● **WHAT TO WORK ON**
Output a single figure: the number of lines in which the word "this" appears.

● **DATASET RECORDS**
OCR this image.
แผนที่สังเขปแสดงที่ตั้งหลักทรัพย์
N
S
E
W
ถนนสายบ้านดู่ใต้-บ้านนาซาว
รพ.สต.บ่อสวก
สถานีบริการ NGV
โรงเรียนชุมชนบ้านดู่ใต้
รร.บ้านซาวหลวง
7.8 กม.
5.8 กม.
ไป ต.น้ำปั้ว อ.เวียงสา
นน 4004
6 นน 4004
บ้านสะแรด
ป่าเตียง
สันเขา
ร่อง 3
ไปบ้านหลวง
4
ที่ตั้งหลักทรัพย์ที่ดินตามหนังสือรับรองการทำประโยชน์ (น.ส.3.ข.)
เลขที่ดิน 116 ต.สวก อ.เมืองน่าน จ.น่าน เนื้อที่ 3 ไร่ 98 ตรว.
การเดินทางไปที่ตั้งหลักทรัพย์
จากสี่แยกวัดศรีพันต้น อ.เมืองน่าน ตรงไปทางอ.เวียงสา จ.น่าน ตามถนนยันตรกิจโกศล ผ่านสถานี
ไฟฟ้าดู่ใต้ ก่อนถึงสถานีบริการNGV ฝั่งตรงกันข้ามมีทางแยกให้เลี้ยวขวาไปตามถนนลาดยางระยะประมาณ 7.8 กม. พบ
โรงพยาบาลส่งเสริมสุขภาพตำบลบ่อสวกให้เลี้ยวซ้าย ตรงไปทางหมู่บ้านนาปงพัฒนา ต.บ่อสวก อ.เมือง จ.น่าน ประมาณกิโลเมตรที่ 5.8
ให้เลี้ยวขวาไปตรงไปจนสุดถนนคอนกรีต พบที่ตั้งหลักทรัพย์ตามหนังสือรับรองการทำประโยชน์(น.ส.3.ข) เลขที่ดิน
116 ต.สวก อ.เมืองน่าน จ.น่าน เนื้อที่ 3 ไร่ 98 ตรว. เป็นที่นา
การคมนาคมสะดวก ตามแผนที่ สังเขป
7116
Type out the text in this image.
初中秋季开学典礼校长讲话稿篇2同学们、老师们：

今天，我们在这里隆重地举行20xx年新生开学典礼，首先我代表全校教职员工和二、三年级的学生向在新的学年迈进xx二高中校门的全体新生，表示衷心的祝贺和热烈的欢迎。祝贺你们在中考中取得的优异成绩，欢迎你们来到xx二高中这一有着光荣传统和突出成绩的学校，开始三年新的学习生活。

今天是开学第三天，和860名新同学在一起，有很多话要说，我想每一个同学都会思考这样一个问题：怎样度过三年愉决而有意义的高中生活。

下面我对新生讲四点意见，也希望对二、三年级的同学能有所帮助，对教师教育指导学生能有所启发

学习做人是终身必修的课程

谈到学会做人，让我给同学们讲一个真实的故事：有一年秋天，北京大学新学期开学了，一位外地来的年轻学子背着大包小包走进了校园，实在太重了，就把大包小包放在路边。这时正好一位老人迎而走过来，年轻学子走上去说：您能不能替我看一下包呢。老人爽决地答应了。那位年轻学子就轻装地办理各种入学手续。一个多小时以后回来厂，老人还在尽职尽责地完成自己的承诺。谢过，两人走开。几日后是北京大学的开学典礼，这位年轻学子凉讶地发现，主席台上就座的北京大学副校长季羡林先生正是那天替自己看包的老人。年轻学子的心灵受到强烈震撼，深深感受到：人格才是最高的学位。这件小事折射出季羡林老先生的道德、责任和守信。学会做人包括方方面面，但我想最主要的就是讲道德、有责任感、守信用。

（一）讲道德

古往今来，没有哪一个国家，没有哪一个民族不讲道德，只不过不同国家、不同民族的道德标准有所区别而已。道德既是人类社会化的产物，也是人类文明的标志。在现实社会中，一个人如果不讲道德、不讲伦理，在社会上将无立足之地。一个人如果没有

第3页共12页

● **THE ANSWER**
2